* Raw data

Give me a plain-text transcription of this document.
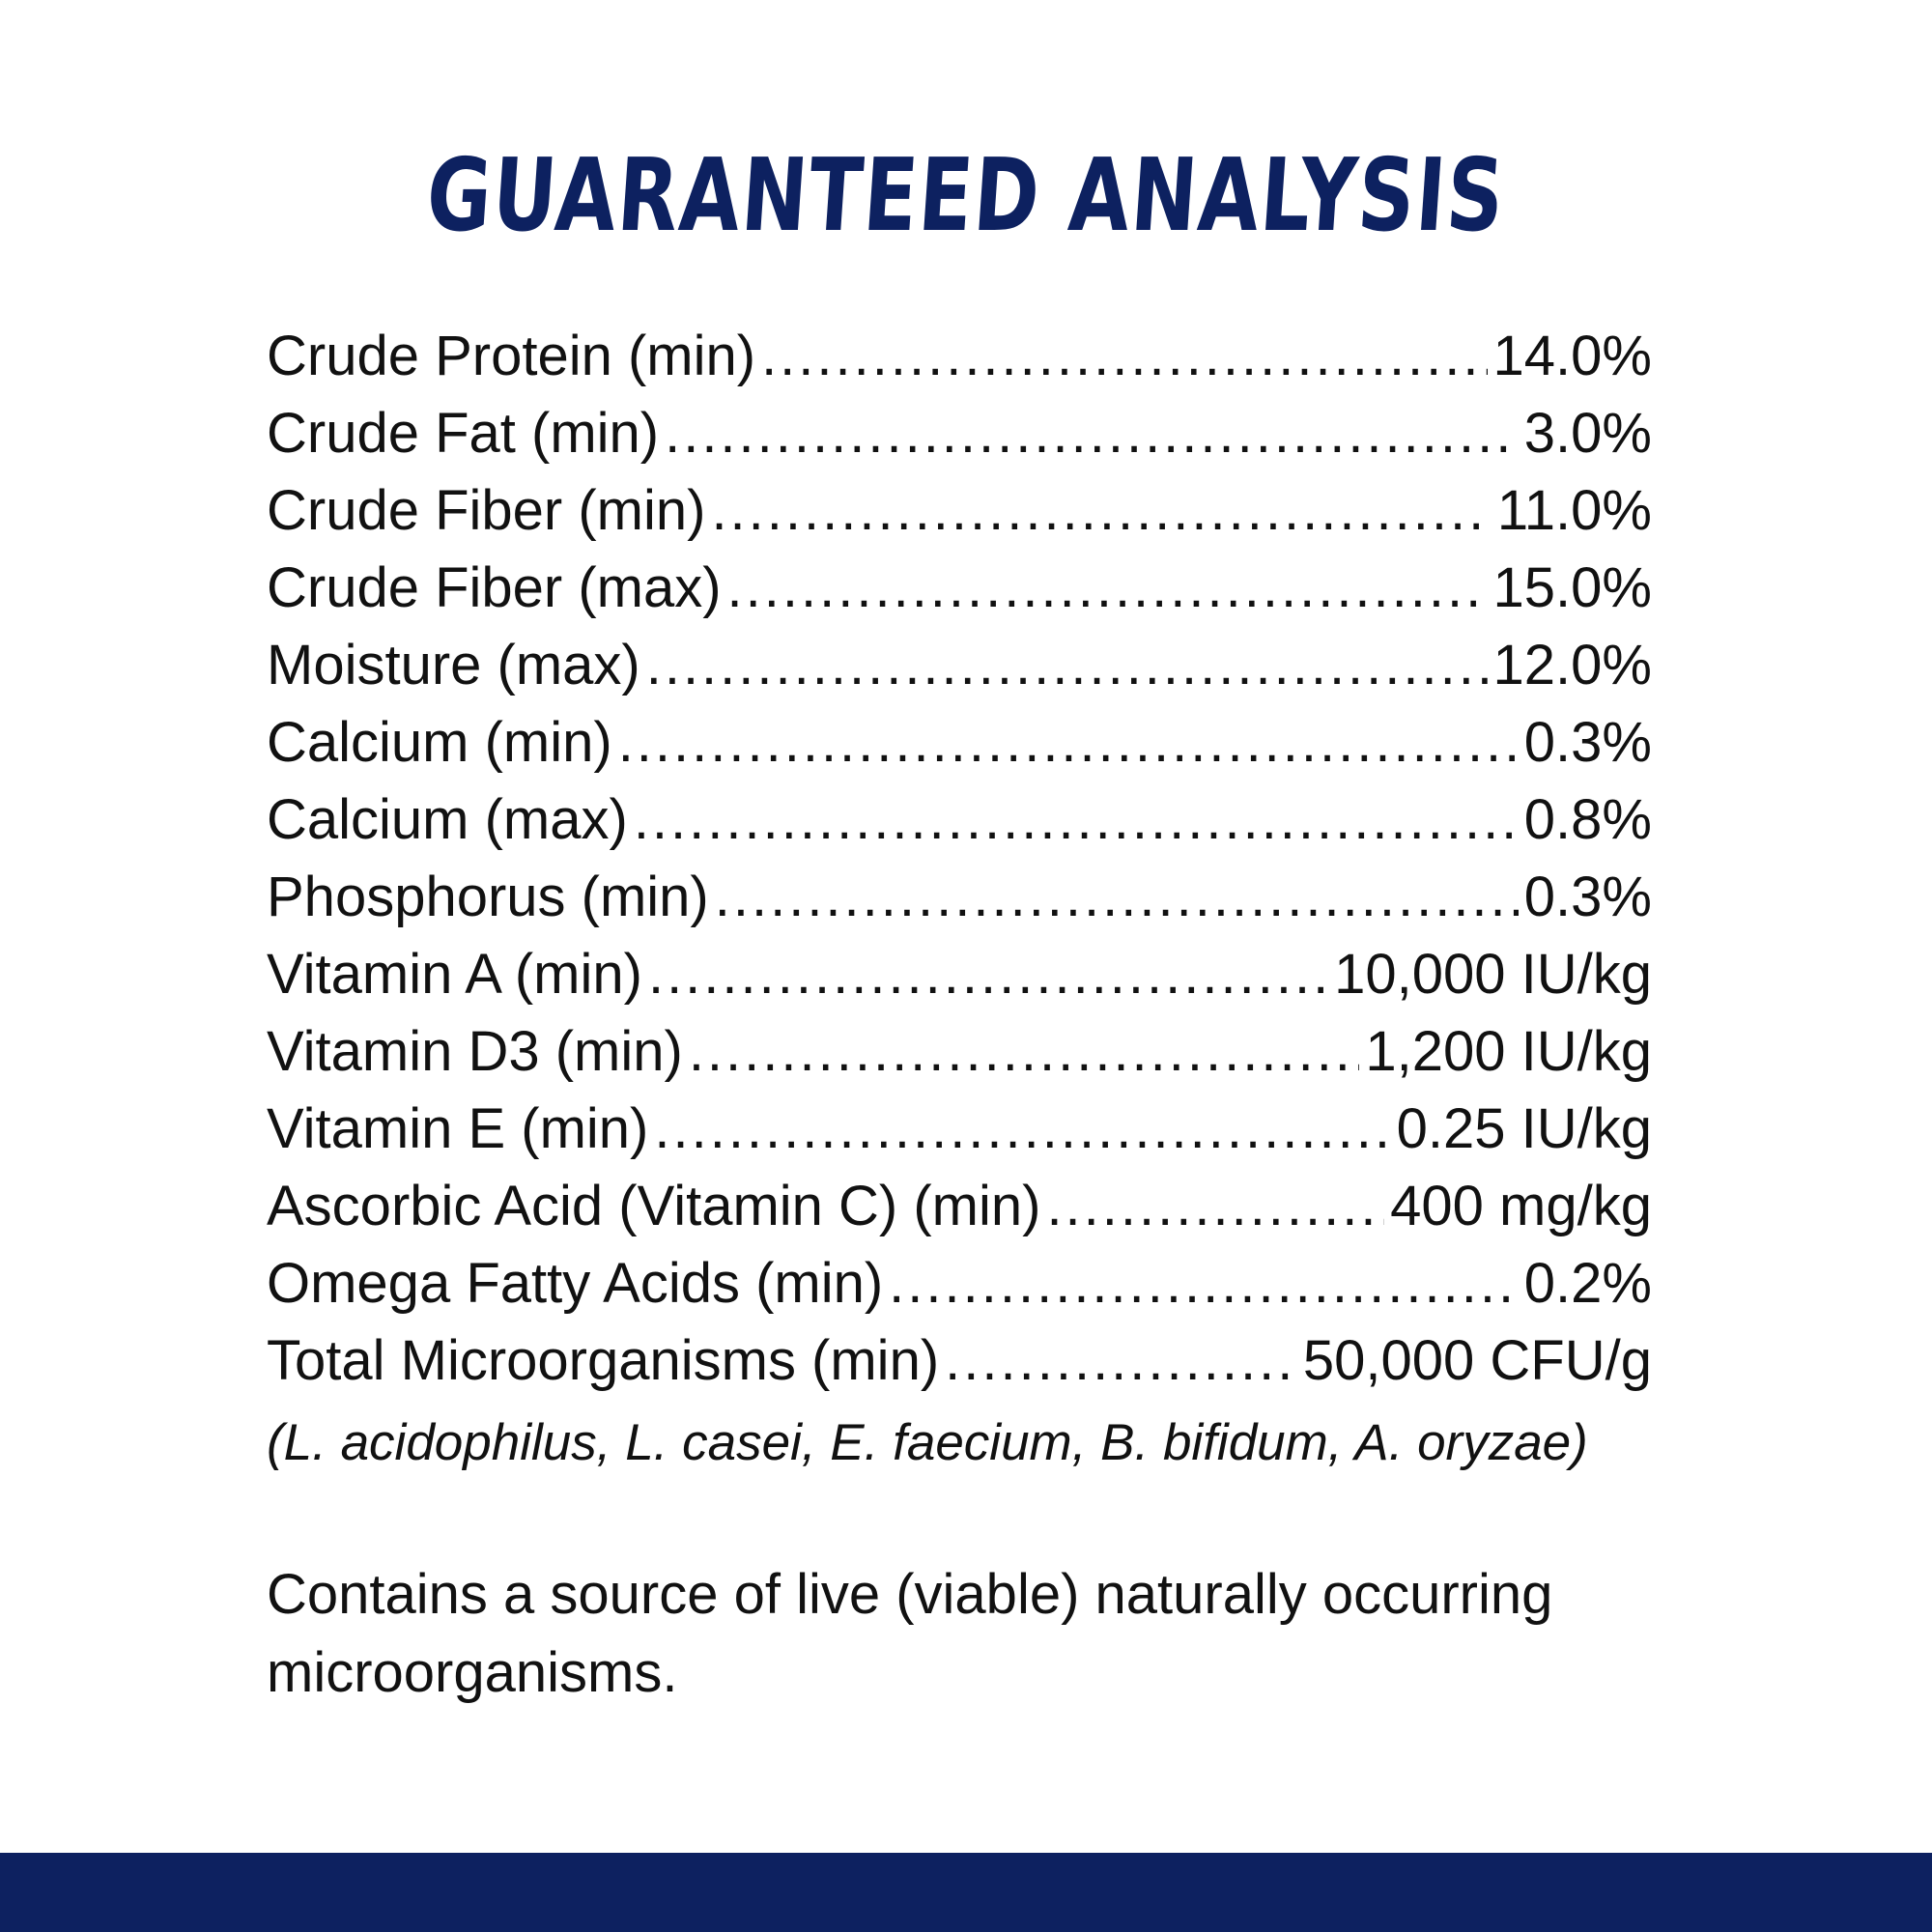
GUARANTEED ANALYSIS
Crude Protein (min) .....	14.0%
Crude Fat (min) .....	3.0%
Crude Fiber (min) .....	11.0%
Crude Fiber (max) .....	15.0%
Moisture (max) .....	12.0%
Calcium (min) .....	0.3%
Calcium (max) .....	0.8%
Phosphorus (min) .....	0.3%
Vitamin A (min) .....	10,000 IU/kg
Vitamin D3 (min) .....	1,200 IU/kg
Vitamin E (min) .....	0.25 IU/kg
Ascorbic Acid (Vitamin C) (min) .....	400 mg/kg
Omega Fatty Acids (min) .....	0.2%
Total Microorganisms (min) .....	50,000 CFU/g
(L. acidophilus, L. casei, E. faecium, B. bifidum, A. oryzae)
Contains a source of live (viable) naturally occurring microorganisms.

* * *

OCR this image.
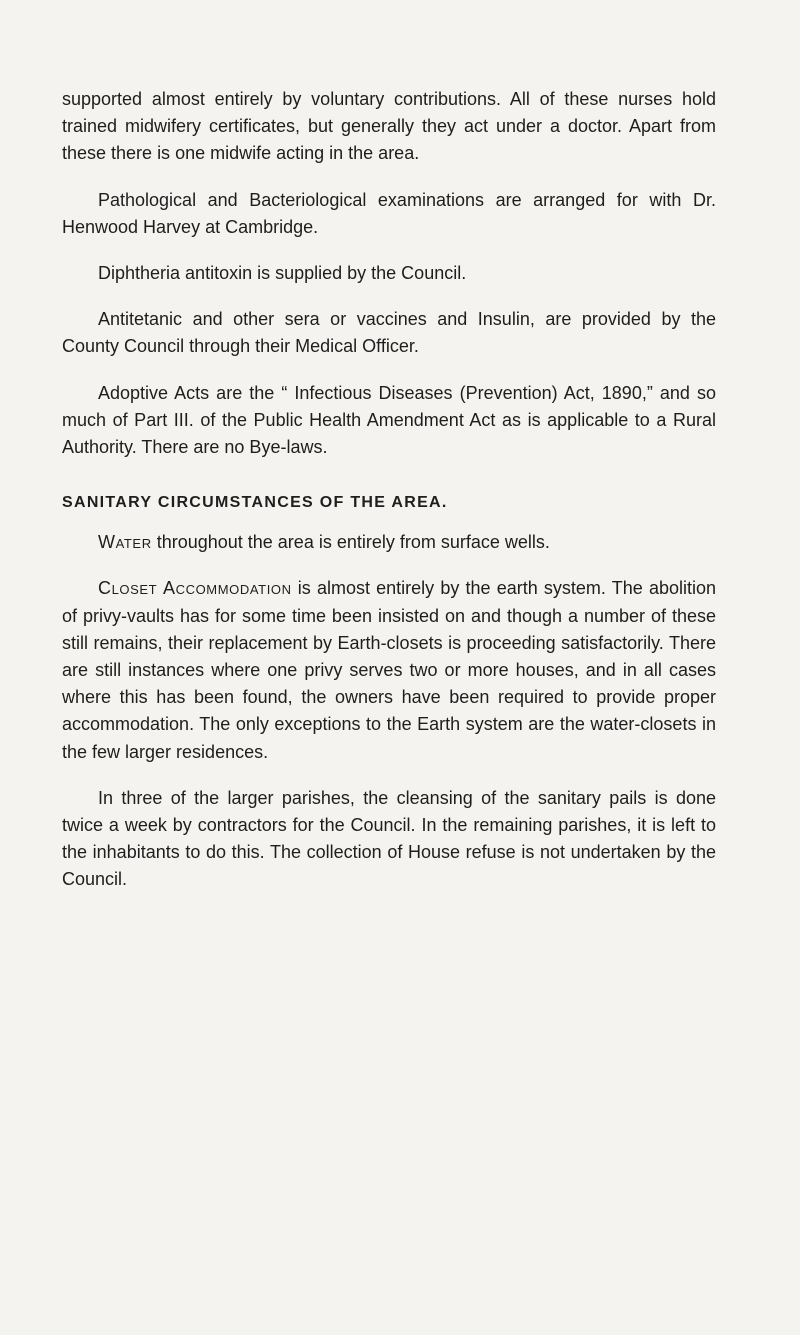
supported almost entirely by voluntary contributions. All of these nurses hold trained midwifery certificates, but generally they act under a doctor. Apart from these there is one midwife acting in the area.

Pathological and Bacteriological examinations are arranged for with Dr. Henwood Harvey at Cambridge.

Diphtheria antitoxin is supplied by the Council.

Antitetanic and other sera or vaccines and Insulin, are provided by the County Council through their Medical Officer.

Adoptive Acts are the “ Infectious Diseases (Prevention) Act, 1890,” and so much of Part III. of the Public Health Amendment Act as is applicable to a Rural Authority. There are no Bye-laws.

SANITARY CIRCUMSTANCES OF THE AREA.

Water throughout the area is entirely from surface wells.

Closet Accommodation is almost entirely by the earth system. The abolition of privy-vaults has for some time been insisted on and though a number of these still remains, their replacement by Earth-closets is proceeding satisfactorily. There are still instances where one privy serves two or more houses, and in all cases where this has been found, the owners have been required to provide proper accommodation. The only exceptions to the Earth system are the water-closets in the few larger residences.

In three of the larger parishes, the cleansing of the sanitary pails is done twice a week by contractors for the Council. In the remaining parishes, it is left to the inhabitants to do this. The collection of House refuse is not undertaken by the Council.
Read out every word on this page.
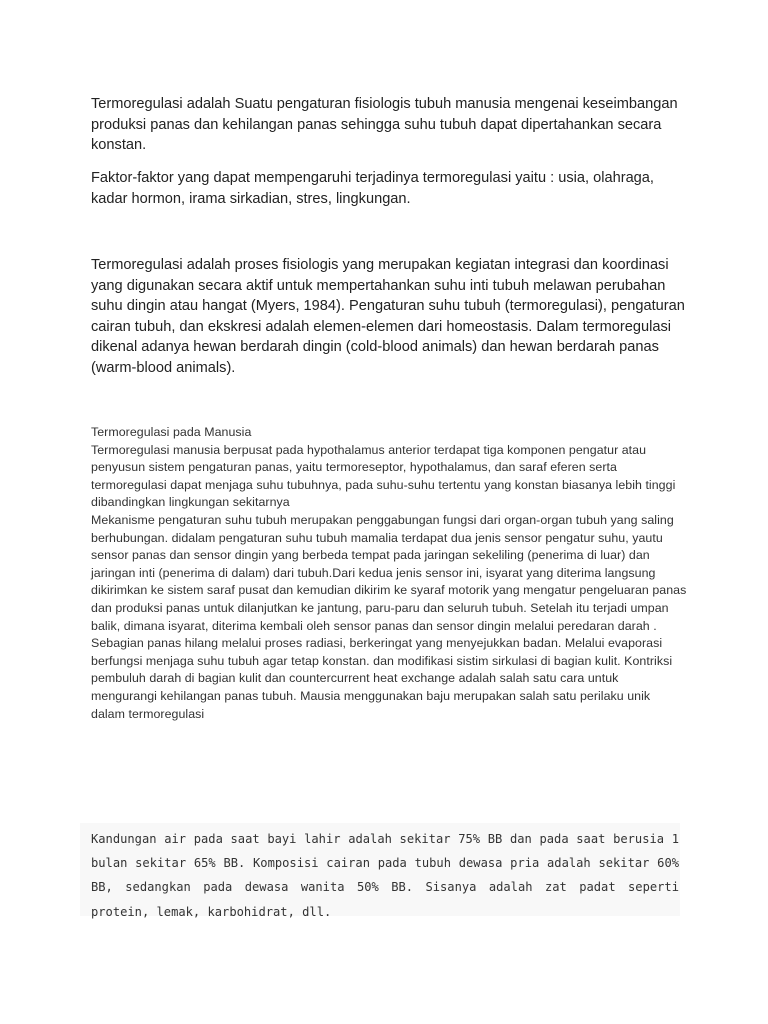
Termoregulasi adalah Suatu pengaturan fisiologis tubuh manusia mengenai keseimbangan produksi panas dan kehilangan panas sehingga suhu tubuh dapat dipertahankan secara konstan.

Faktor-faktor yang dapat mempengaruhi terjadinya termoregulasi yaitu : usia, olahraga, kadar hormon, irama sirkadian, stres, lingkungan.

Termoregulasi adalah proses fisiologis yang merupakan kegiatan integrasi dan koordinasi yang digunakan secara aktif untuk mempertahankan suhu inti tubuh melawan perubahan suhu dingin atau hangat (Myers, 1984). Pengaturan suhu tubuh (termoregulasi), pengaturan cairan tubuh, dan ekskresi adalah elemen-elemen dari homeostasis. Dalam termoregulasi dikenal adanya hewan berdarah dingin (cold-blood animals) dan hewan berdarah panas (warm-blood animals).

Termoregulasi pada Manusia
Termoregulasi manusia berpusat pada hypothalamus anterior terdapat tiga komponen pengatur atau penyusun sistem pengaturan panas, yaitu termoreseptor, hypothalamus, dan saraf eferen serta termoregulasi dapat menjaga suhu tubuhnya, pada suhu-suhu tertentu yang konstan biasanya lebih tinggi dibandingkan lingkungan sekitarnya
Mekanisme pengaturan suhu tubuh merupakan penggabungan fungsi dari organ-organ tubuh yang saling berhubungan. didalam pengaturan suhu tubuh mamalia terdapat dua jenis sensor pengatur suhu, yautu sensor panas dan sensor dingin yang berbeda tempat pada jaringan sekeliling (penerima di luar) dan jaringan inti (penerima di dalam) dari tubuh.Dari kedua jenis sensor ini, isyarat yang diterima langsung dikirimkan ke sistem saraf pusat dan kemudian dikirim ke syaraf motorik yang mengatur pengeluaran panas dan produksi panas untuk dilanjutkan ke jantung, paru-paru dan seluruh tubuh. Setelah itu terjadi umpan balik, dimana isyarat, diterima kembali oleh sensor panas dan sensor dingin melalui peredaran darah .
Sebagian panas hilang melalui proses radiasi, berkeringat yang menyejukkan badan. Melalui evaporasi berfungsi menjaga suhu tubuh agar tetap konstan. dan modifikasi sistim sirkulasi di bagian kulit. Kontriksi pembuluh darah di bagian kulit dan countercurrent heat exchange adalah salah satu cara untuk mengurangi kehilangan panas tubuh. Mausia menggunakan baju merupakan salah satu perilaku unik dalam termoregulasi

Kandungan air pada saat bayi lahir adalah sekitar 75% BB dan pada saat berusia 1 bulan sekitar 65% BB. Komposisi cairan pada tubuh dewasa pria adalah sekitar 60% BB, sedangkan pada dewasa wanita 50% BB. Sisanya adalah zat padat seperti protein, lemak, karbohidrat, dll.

* Prompt
Where a line above contains the string "from", copy that line.

* Answer space
supported almost entirely by voluntary contributions. All of these nurses hold trained midwifery certificates, but generally they act under a doctor. Apart from these there is one midwife acting in the area.
Water throughout the area is entirely from surface wells.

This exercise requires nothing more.